▶ **Stated problem**:
Would it be possible to write out each entry below exactly, without the pictures?

▶ **Exercise inputs**:
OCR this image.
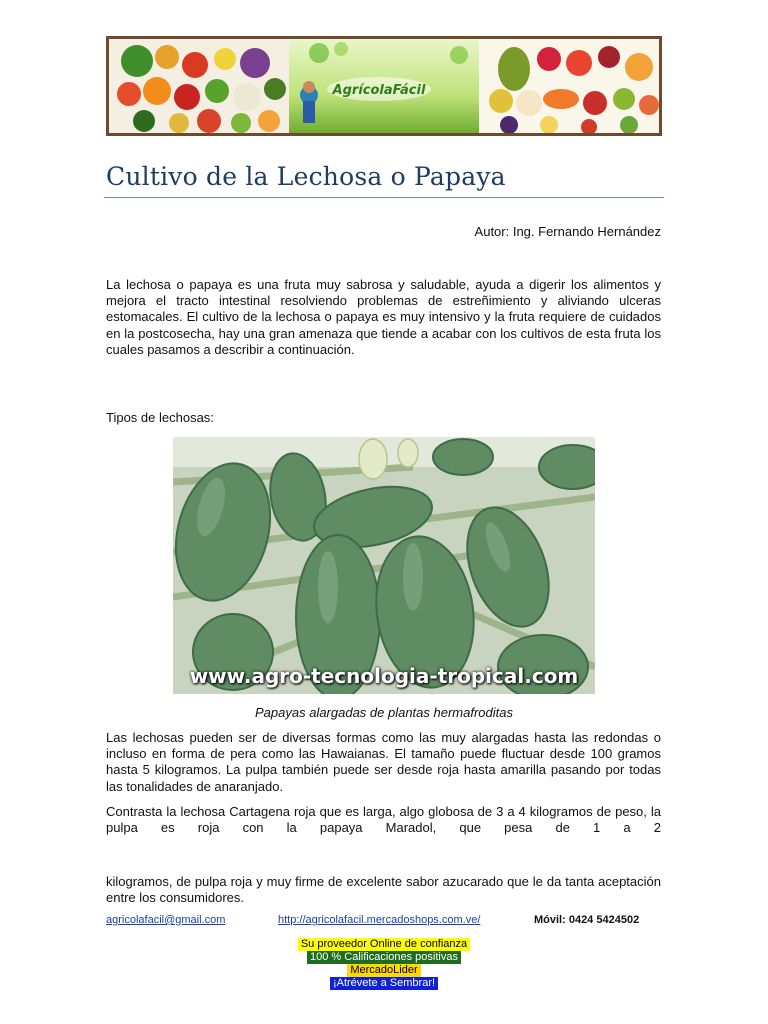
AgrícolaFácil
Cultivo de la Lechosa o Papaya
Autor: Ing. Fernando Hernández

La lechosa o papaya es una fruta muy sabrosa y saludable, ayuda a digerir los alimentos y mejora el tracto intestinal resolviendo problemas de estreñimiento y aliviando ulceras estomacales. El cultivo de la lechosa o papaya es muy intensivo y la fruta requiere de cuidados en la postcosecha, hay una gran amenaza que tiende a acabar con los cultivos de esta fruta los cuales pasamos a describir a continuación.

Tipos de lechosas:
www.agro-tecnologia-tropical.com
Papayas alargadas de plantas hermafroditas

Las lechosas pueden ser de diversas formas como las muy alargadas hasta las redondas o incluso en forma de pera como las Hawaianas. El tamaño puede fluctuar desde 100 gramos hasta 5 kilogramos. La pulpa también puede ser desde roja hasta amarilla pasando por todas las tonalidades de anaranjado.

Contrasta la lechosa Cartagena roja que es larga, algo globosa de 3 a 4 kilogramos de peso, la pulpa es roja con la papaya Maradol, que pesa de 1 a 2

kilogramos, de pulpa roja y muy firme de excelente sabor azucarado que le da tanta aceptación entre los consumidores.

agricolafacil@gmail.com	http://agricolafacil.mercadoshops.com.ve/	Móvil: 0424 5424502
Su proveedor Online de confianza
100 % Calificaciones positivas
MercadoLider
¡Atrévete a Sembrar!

▶ **Output of the exercise**:
OCR this image.
AgrícolaFácil
Cultivo de la Lechosa o Papaya
Autor: Ing. Fernando Hernández

La lechosa o papaya es una fruta muy sabrosa y saludable, ayuda a digerir los alimentos y mejora el tracto intestinal resolviendo problemas de estreñimiento y aliviando ulceras estomacales. El cultivo de la lechosa o papaya es muy intensivo y la fruta requiere de cuidados en la postcosecha, hay una gran amenaza que tiende a acabar con los cultivos de esta fruta los cuales pasamos a describir a continuación.

Tipos de lechosas:
www.agro-tecnologia-tropical.com
Papayas alargadas de plantas hermafroditas

Las lechosas pueden ser de diversas formas como las muy alargadas hasta las redondas o incluso en forma de pera como las Hawaianas. El tamaño puede fluctuar desde 100 gramos hasta 5 kilogramos. La pulpa también puede ser desde roja hasta amarilla pasando por todas las tonalidades de anaranjado.

Contrasta la lechosa Cartagena roja que es larga, algo globosa de 3 a 4 kilogramos de peso, la pulpa es roja con la papaya Maradol, que pesa de 1 a 2

kilogramos, de pulpa roja y muy firme de excelente sabor azucarado que le da tanta aceptación entre los consumidores.

agricolafacil@gmail.com	http://agricolafacil.mercadoshops.com.ve/	Móvil: 0424 5424502
Su proveedor Online de confianza
100 % Calificaciones positivas
MercadoLider
¡Atrévete a Sembrar!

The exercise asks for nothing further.